Do this →
Faithfully return all lines, omitting every embedded picture.

The input →
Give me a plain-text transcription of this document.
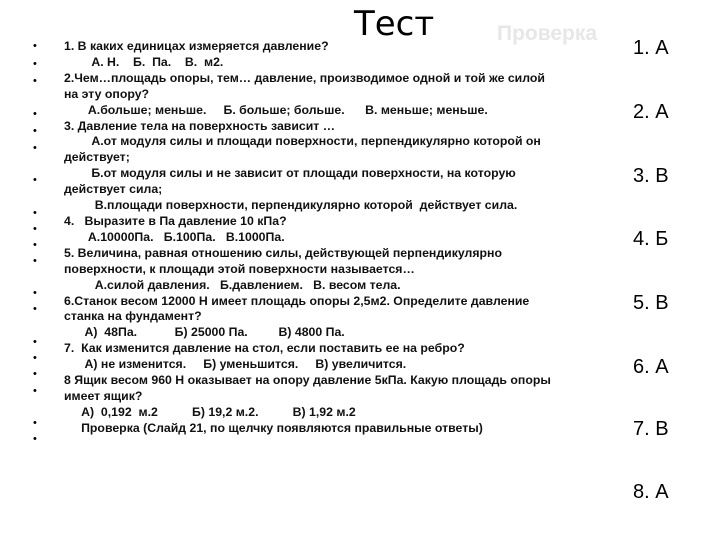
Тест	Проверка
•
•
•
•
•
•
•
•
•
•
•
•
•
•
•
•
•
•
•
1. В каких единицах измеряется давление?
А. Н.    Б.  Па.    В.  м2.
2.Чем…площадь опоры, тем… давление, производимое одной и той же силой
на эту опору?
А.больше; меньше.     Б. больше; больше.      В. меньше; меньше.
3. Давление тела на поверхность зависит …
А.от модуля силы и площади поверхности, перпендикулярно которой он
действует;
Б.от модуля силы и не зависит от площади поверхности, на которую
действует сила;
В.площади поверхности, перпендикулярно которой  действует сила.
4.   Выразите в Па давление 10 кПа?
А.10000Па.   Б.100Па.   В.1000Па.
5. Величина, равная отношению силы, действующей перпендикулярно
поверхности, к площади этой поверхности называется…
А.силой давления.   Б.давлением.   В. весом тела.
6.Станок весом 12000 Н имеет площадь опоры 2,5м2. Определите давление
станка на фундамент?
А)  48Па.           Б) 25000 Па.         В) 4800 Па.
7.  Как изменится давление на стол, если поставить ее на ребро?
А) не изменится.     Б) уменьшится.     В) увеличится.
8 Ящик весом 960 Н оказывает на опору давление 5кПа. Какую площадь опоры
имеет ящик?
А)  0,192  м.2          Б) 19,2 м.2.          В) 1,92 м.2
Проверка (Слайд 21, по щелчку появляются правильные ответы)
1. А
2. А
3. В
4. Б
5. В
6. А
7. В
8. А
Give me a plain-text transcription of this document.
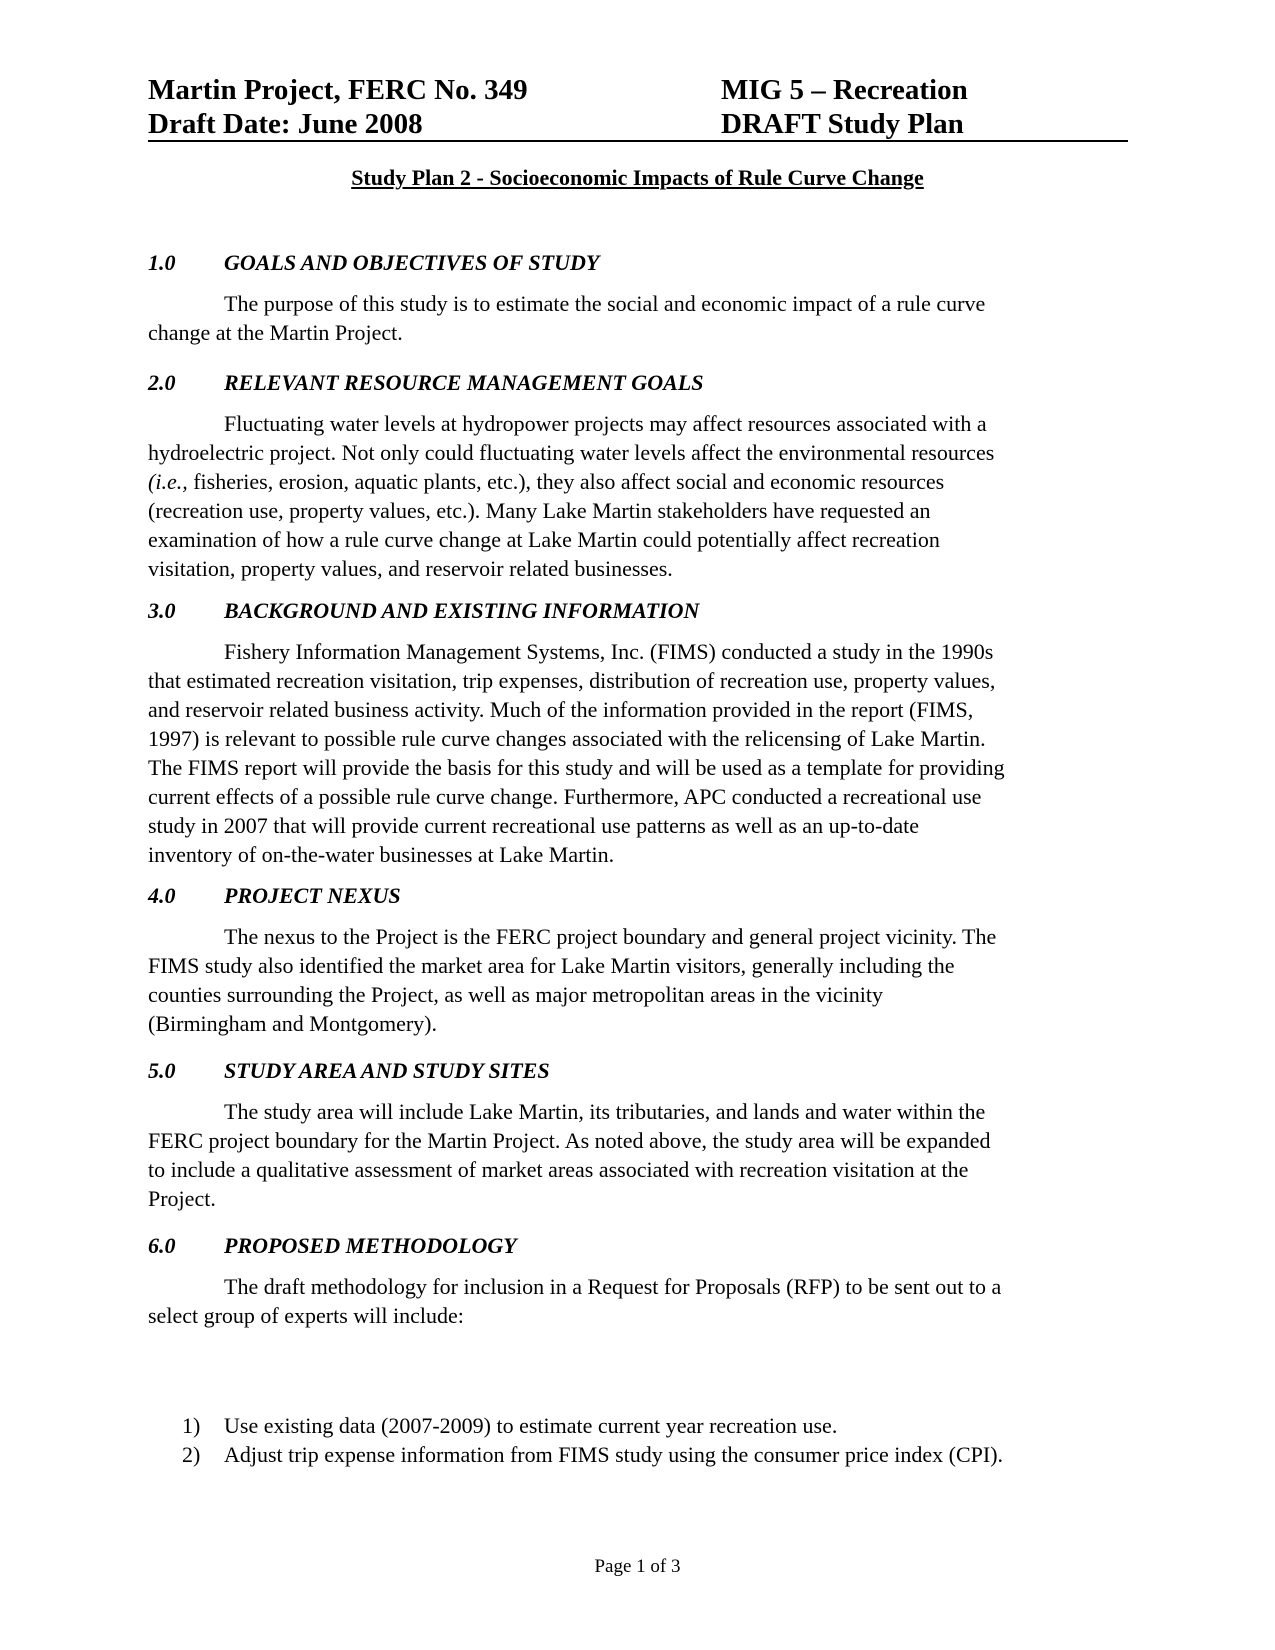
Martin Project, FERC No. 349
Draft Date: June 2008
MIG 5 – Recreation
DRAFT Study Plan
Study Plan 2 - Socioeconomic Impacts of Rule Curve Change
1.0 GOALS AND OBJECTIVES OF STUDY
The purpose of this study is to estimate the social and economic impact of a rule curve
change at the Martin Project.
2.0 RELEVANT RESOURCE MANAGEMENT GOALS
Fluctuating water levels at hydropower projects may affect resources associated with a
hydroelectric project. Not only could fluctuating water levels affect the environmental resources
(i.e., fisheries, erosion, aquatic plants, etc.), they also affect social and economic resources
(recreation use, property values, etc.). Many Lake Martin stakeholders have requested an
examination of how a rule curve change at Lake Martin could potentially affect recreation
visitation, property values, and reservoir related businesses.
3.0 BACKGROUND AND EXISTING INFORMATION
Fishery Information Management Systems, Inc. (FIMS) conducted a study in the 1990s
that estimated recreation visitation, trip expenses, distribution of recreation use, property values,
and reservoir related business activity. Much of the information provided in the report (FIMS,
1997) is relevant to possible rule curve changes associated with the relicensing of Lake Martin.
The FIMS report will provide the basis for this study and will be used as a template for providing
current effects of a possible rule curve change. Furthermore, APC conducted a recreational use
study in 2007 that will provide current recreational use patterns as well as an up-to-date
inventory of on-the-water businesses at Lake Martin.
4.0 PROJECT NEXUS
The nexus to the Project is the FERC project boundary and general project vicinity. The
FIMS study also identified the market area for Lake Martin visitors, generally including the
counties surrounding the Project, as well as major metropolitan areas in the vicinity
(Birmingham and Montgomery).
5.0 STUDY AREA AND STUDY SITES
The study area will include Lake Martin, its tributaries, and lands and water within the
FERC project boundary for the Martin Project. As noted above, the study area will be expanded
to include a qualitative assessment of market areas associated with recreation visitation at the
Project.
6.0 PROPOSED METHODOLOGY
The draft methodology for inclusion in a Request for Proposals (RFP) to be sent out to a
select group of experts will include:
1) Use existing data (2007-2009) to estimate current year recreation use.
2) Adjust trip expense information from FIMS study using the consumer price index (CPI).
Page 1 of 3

The completed task →
Give me a plain-text transcription of this document.
Тест	Проверка
•
•
•
•
•
•
•
•
•
•
•
•
•
•
•
•
•
•
•
1. В каких единицах измеряется давление?
А. Н.    Б.  Па.    В.  м2.
2.Чем…площадь опоры, тем… давление, производимое одной и той же силой
на эту опору?
А.больше; меньше.     Б. больше; больше.      В. меньше; меньше.
3. Давление тела на поверхность зависит …
А.от модуля силы и площади поверхности, перпендикулярно которой он
действует;
Б.от модуля силы и не зависит от площади поверхности, на которую
действует сила;
В.площади поверхности, перпендикулярно которой  действует сила.
4.   Выразите в Па давление 10 кПа?
А.10000Па.   Б.100Па.   В.1000Па.
5. Величина, равная отношению силы, действующей перпендикулярно
поверхности, к площади этой поверхности называется…
А.силой давления.   Б.давлением.   В. весом тела.
6.Станок весом 12000 Н имеет площадь опоры 2,5м2. Определите давление
станка на фундамент?
А)  48Па.           Б) 25000 Па.         В) 4800 Па.
7.  Как изменится давление на стол, если поставить ее на ребро?
А) не изменится.     Б) уменьшится.     В) увеличится.
8 Ящик весом 960 Н оказывает на опору давление 5кПа. Какую площадь опоры
имеет ящик?
А)  0,192  м.2          Б) 19,2 м.2.          В) 1,92 м.2
Проверка (Слайд 21, по щелчку появляются правильные ответы)
1. А
2. А
3. В
4. Б
5. В
6. А
7. В
8. А
Give me a plain-text transcription of this document.
Martin Project, FERC No. 349
Draft Date: June 2008
MIG 5 – Recreation
DRAFT Study Plan
Study Plan 2 - Socioeconomic Impacts of Rule Curve Change
1.0 GOALS AND OBJECTIVES OF STUDY
The purpose of this study is to estimate the social and economic impact of a rule curve
change at the Martin Project.
2.0 RELEVANT RESOURCE MANAGEMENT GOALS
Fluctuating water levels at hydropower projects may affect resources associated with a
hydroelectric project. Not only could fluctuating water levels affect the environmental resources
(i.e., fisheries, erosion, aquatic plants, etc.), they also affect social and economic resources
(recreation use, property values, etc.). Many Lake Martin stakeholders have requested an
examination of how a rule curve change at Lake Martin could potentially affect recreation
visitation, property values, and reservoir related businesses.
3.0 BACKGROUND AND EXISTING INFORMATION
Fishery Information Management Systems, Inc. (FIMS) conducted a study in the 1990s
that estimated recreation visitation, trip expenses, distribution of recreation use, property values,
and reservoir related business activity. Much of the information provided in the report (FIMS,
1997) is relevant to possible rule curve changes associated with the relicensing of Lake Martin.
The FIMS report will provide the basis for this study and will be used as a template for providing
current effects of a possible rule curve change. Furthermore, APC conducted a recreational use
study in 2007 that will provide current recreational use patterns as well as an up-to-date
inventory of on-the-water businesses at Lake Martin.
4.0 PROJECT NEXUS
The nexus to the Project is the FERC project boundary and general project vicinity. The
FIMS study also identified the market area for Lake Martin visitors, generally including the
counties surrounding the Project, as well as major metropolitan areas in the vicinity
(Birmingham and Montgomery).
5.0 STUDY AREA AND STUDY SITES
The study area will include Lake Martin, its tributaries, and lands and water within the
FERC project boundary for the Martin Project. As noted above, the study area will be expanded
to include a qualitative assessment of market areas associated with recreation visitation at the
Project.
6.0 PROPOSED METHODOLOGY
The draft methodology for inclusion in a Request for Proposals (RFP) to be sent out to a
select group of experts will include:
1) Use existing data (2007-2009) to estimate current year recreation use.
2) Adjust trip expense information from FIMS study using the consumer price index (CPI).
Page 1 of 3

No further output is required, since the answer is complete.